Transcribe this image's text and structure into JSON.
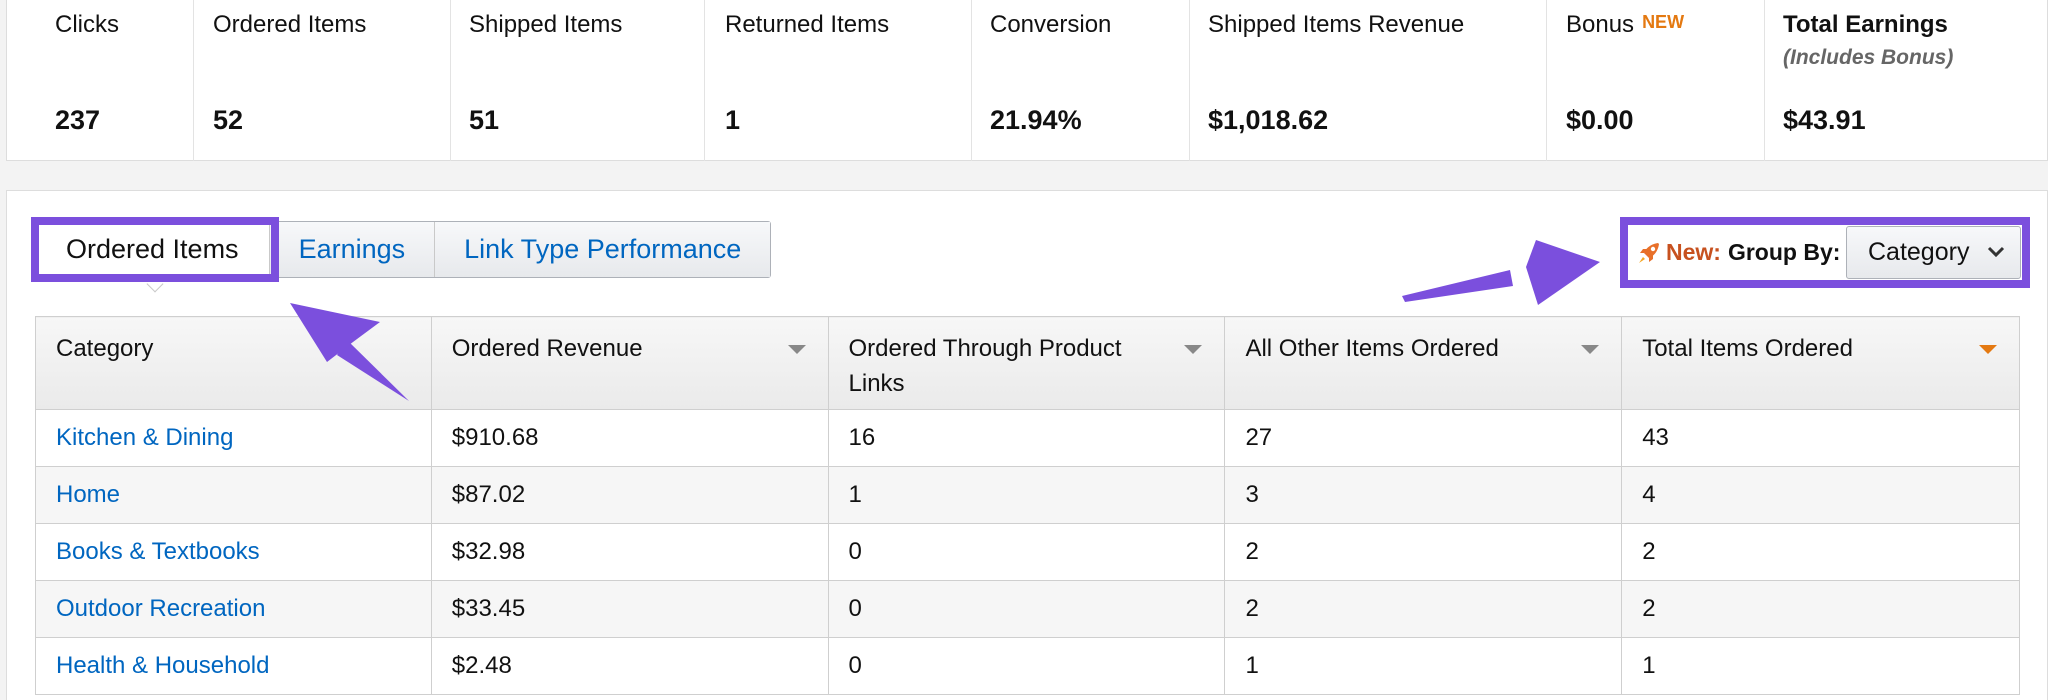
{
  "summary": {
    "clicks": {
      "label": "Clicks",
      "value": "237"
    },
    "ordered": {
      "label": "Ordered Items",
      "value": "52"
    },
    "shipped": {
      "label": "Shipped Items",
      "value": "51"
    },
    "returned": {
      "label": "Returned Items",
      "value": "1"
    },
    "conversion": {
      "label": "Conversion",
      "value": "21.94%"
    },
    "revenue": {
      "label": "Shipped Items Revenue",
      "value": "$1,018.62"
    },
    "bonus": {
      "label": "Bonus",
      "badge": "NEW",
      "value": "$0.00"
    },
    "total": {
      "label": "Total Earnings",
      "sublabel": "(Includes Bonus)",
      "value": "$43.91"
    }
  },
  "tabs": [
    "Ordered Items",
    "Earnings",
    "Link Type Performance"
  ],
  "group_by": {
    "new_label": "New:",
    "label": "Group By:",
    "selected": "Category",
    "icon": "rocket-icon"
  },
  "table": {
    "headers": [
      "Category",
      "Ordered Revenue",
      "Ordered Through Product Links",
      "All Other Items Ordered",
      "Total Items Ordered"
    ],
    "rows": [
      [
        "Kitchen & Dining",
        "$910.68",
        "16",
        "27",
        "43"
      ],
      [
        "Home",
        "$87.02",
        "1",
        "3",
        "4"
      ],
      [
        "Books & Textbooks",
        "$32.98",
        "0",
        "2",
        "2"
      ],
      [
        "Outdoor Recreation",
        "$33.45",
        "0",
        "2",
        "2"
      ],
      [
        "Health & Household",
        "$2.48",
        "0",
        "1",
        "1"
      ]
    ]
  },
  "colors": {
    "link": "#0066c0",
    "highlight": "#7b4fdd",
    "accent_orange": "#e47911"
  }
}
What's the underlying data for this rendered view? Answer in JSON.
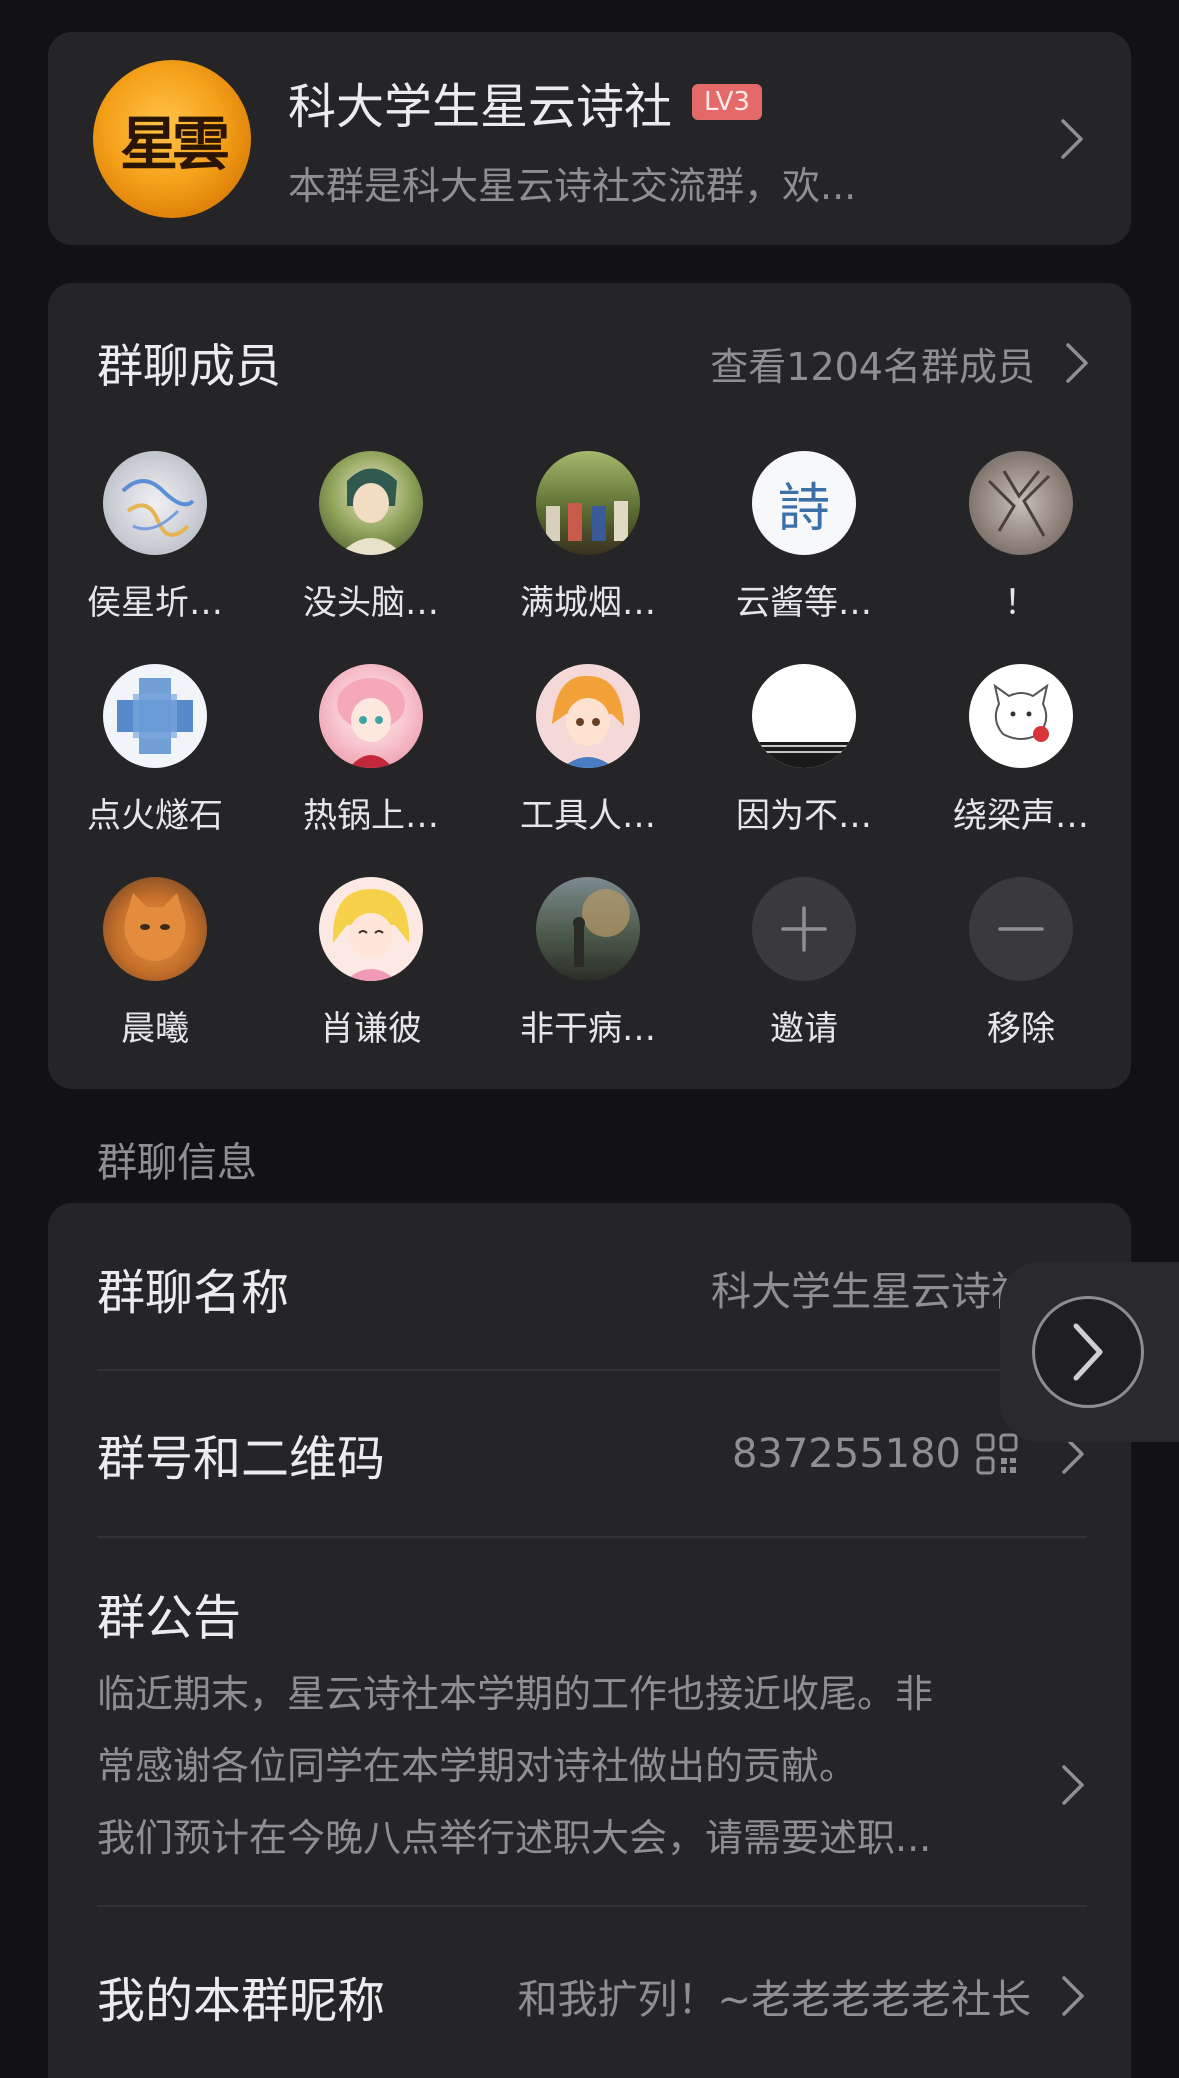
{
  "group": {
    "name": "科大学生星云诗社",
    "level": "LV3",
    "description": "本群是科大星云诗社交流群，欢...",
    "avatar_text": "星雲"
  },
  "members": {
    "title": "群聊成员",
    "view_all": "查看1204名群成员",
    "list": [
      {
        "name": "侯星圻…"
      },
      {
        "name": "没头脑…"
      },
      {
        "name": "满城烟…"
      },
      {
        "name": "云酱等…"
      },
      {
        "name": "！"
      },
      {
        "name": "点火燧石"
      },
      {
        "name": "热锅上…"
      },
      {
        "name": "工具人…"
      },
      {
        "name": "因为不…"
      },
      {
        "name": "绕梁声…"
      },
      {
        "name": "晨曦"
      },
      {
        "name": "肖谦彼"
      },
      {
        "name": "非干病…"
      }
    ],
    "invite_label": "邀请",
    "remove_label": "移除"
  },
  "section_label": "群聊信息",
  "info": {
    "name_label": "群聊名称",
    "name_value": "科大学生星云诗社",
    "number_label": "群号和二维码",
    "number_value": "837255180",
    "notice_label": "群公告",
    "notice_lines": [
      "临近期末，星云诗社本学期的工作也接近收尾。非",
      "常感谢各位同学在本学期对诗社做出的贡献。",
      "我们预计在今晚八点举行述职大会，请需要述职..."
    ],
    "nickname_label": "我的本群昵称",
    "nickname_value": "和我扩列！~老老老老老社长"
  },
  "colors": {
    "background": "#121214",
    "card": "#252527",
    "level_badge": "#e46a6a",
    "group_avatar": "#f5a21a"
  },
  "icons": [
    "chevron-right-icon",
    "qr-code-icon",
    "plus-icon",
    "minus-icon"
  ]
}
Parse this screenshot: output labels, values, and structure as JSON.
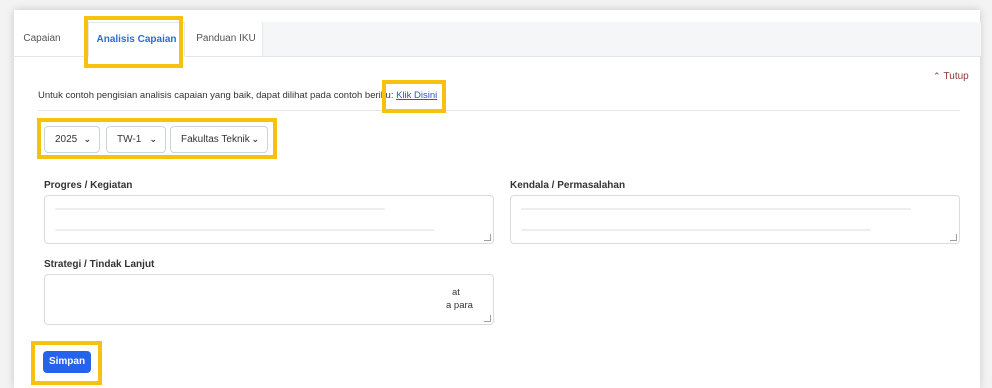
{
  "tabs": [
    {
      "label": "Capaian"
    },
    {
      "label": "Analisis Capaian"
    },
    {
      "label": "Panduan IKU"
    }
  ],
  "collapse_label": "Tutup",
  "info": {
    "text": "Untuk contoh pengisian analisis capaian yang baik, dapat dilihat pada contoh beriku",
    "link_label": "Klik Disini"
  },
  "filters": {
    "year": "2025",
    "period": "TW-1",
    "unit": "Fakultas Teknik"
  },
  "fields": {
    "progress_label": "Progres / Kegiatan",
    "obstacle_label": "Kendala / Permasalahan",
    "strategy_label": "Strategi / Tindak Lanjut",
    "strategy_value_line1": "at",
    "strategy_value_line2": "a para"
  },
  "submit_label": "Simpan",
  "colors": {
    "highlight": "#f6c10f",
    "accent": "#2563eb",
    "active_tab": "#2b6cd3"
  }
}
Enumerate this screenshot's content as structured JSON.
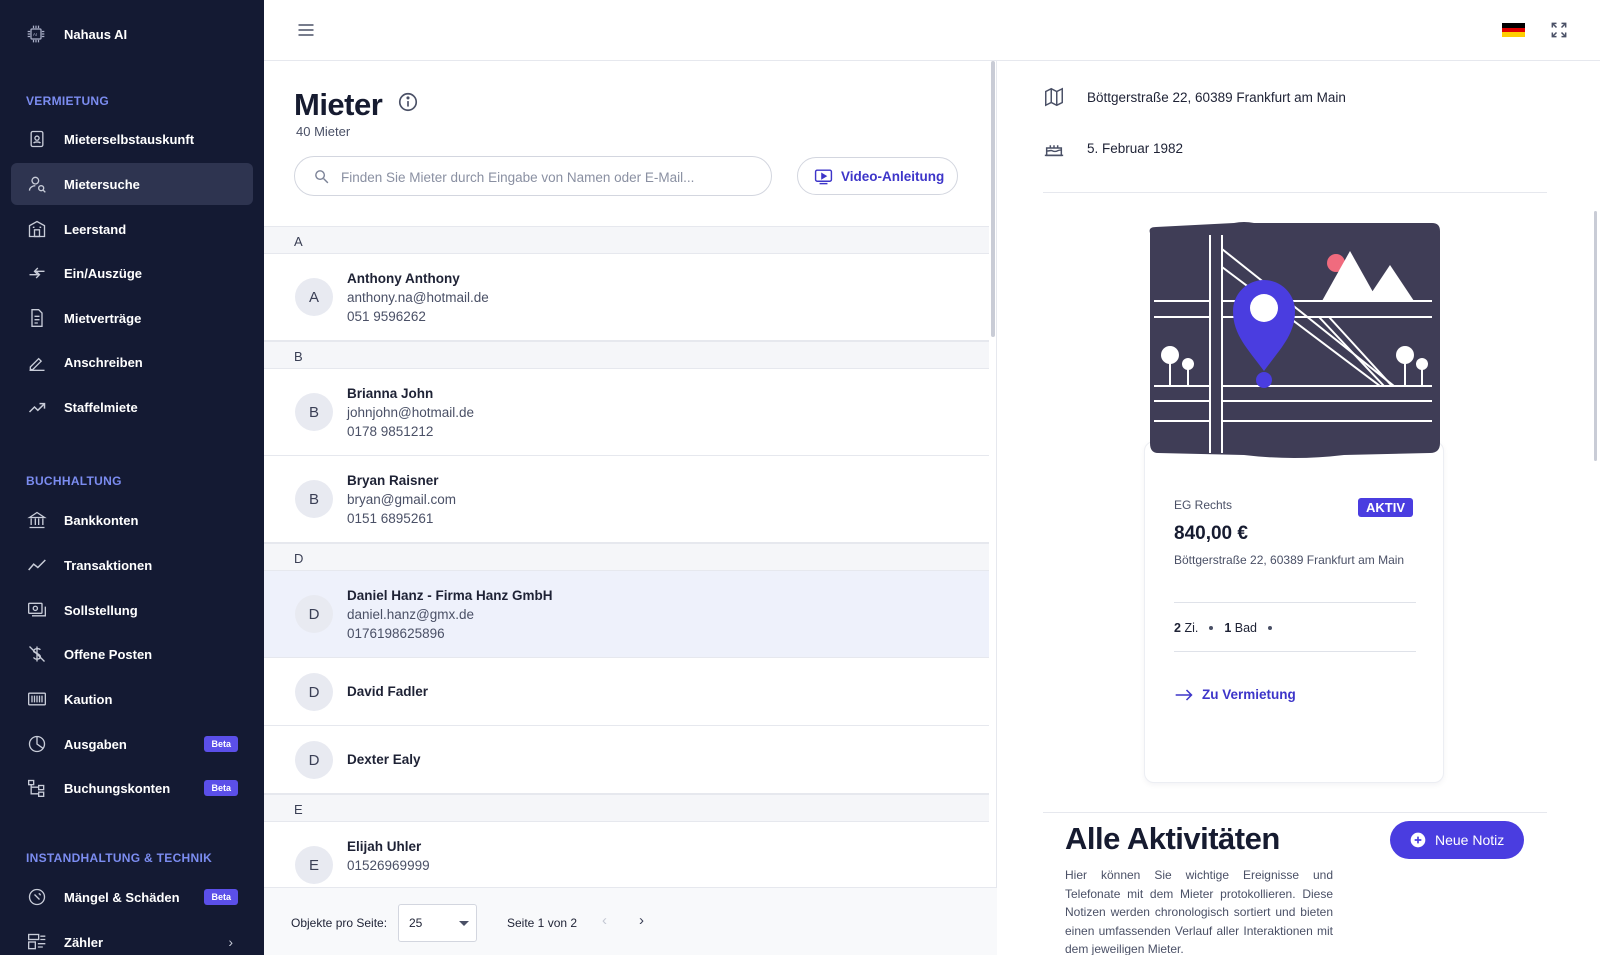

---------------

◆ Your instructions
Return the records exactly. Don't carry the pictures over.

◆ Answer for the task
Transcribe this image's text and structure into JSON.
{
  "summary": {
    "clicks": {
      "label": "Clicks",
      "value": "237"
    },
    "ordered": {
      "label": "Ordered Items",
      "value": "52"
    },
    "shipped": {
      "label": "Shipped Items",
      "value": "51"
    },
    "returned": {
      "label": "Returned Items",
      "value": "1"
    },
    "conversion": {
      "label": "Conversion",
      "value": "21.94%"
    },
    "revenue": {
      "label": "Shipped Items Revenue",
      "value": "$1,018.62"
    },
    "bonus": {
      "label": "Bonus",
      "badge": "NEW",
      "value": "$0.00"
    },
    "total": {
      "label": "Total Earnings",
      "sublabel": "(Includes Bonus)",
      "value": "$43.91"
    }
  },
  "tabs": [
    "Ordered Items",
    "Earnings",
    "Link Type Performance"
  ],
  "group_by": {
    "new_label": "New:",
    "label": "Group By:",
    "selected": "Category",
    "icon": "rocket-icon"
  },
  "table": {
    "headers": [
      "Category",
      "Ordered Revenue",
      "Ordered Through Product Links",
      "All Other Items Ordered",
      "Total Items Ordered"
    ],
    "rows": [
      [
        "Kitchen & Dining",
        "$910.68",
        "16",
        "27",
        "43"
      ],
      [
        "Home",
        "$87.02",
        "1",
        "3",
        "4"
      ],
      [
        "Books & Textbooks",
        "$32.98",
        "0",
        "2",
        "2"
      ],
      [
        "Outdoor Recreation",
        "$33.45",
        "0",
        "2",
        "2"
      ],
      [
        "Health & Household",
        "$2.48",
        "0",
        "1",
        "1"
      ]
    ]
  },
  "colors": {
    "link": "#0066c0",
    "highlight": "#7b4fdd",
    "accent_orange": "#e47911"
  }
}
What's the underlying data for this rendered view? Answer in JSON.
{
  "group": {
    "name": "科大学生星云诗社",
    "level": "LV3",
    "description": "本群是科大星云诗社交流群，欢...",
    "avatar_text": "星雲"
  },
  "members": {
    "title": "群聊成员",
    "view_all": "查看1204名群成员",
    "list": [
      {
        "name": "侯星圻…"
      },
      {
        "name": "没头脑…"
      },
      {
        "name": "满城烟…"
      },
      {
        "name": "云酱等…"
      },
      {
        "name": "！"
      },
      {
        "name": "点火燧石"
      },
      {
        "name": "热锅上…"
      },
      {
        "name": "工具人…"
      },
      {
        "name": "因为不…"
      },
      {
        "name": "绕梁声…"
      },
      {
        "name": "晨曦"
      },
      {
        "name": "肖谦彼"
      },
      {
        "name": "非干病…"
      }
    ],
    "invite_label": "邀请",
    "remove_label": "移除"
  },
  "section_label": "群聊信息",
  "info": {
    "name_label": "群聊名称",
    "name_value": "科大学生星云诗社",
    "number_label": "群号和二维码",
    "number_value": "837255180",
    "notice_label": "群公告",
    "notice_lines": [
      "临近期末，星云诗社本学期的工作也接近收尾。非",
      "常感谢各位同学在本学期对诗社做出的贡献。",
      "我们预计在今晚八点举行述职大会，请需要述职..."
    ],
    "nickname_label": "我的本群昵称",
    "nickname_value": "和我扩列！~老老老老老社长"
  },
  "colors": {
    "background": "#121214",
    "card": "#252527",
    "level_badge": "#e46a6a",
    "group_avatar": "#f5a21a"
  },
  "icons": [
    "chevron-right-icon",
    "qr-code-icon",
    "plus-icon",
    "minus-icon"
  ]
}
Parse this screenshot: output labels, values, and structure as JSON.
{
  "tabs": [
    {
      "label": "Capaian"
    },
    {
      "label": "Analisis Capaian"
    },
    {
      "label": "Panduan IKU"
    }
  ],
  "collapse_label": "Tutup",
  "info": {
    "text": "Untuk contoh pengisian analisis capaian yang baik, dapat dilihat pada contoh beriku",
    "link_label": "Klik Disini"
  },
  "filters": {
    "year": "2025",
    "period": "TW-1",
    "unit": "Fakultas Teknik"
  },
  "fields": {
    "progress_label": "Progres / Kegiatan",
    "obstacle_label": "Kendala / Permasalahan",
    "strategy_label": "Strategi / Tindak Lanjut",
    "strategy_value_line1": "at",
    "strategy_value_line2": "a para"
  },
  "submit_label": "Simpan",
  "colors": {
    "highlight": "#f6c10f",
    "accent": "#2563eb",
    "active_tab": "#2b6cd3"
  }
}
Enumerate this screenshot's content as structured JSON.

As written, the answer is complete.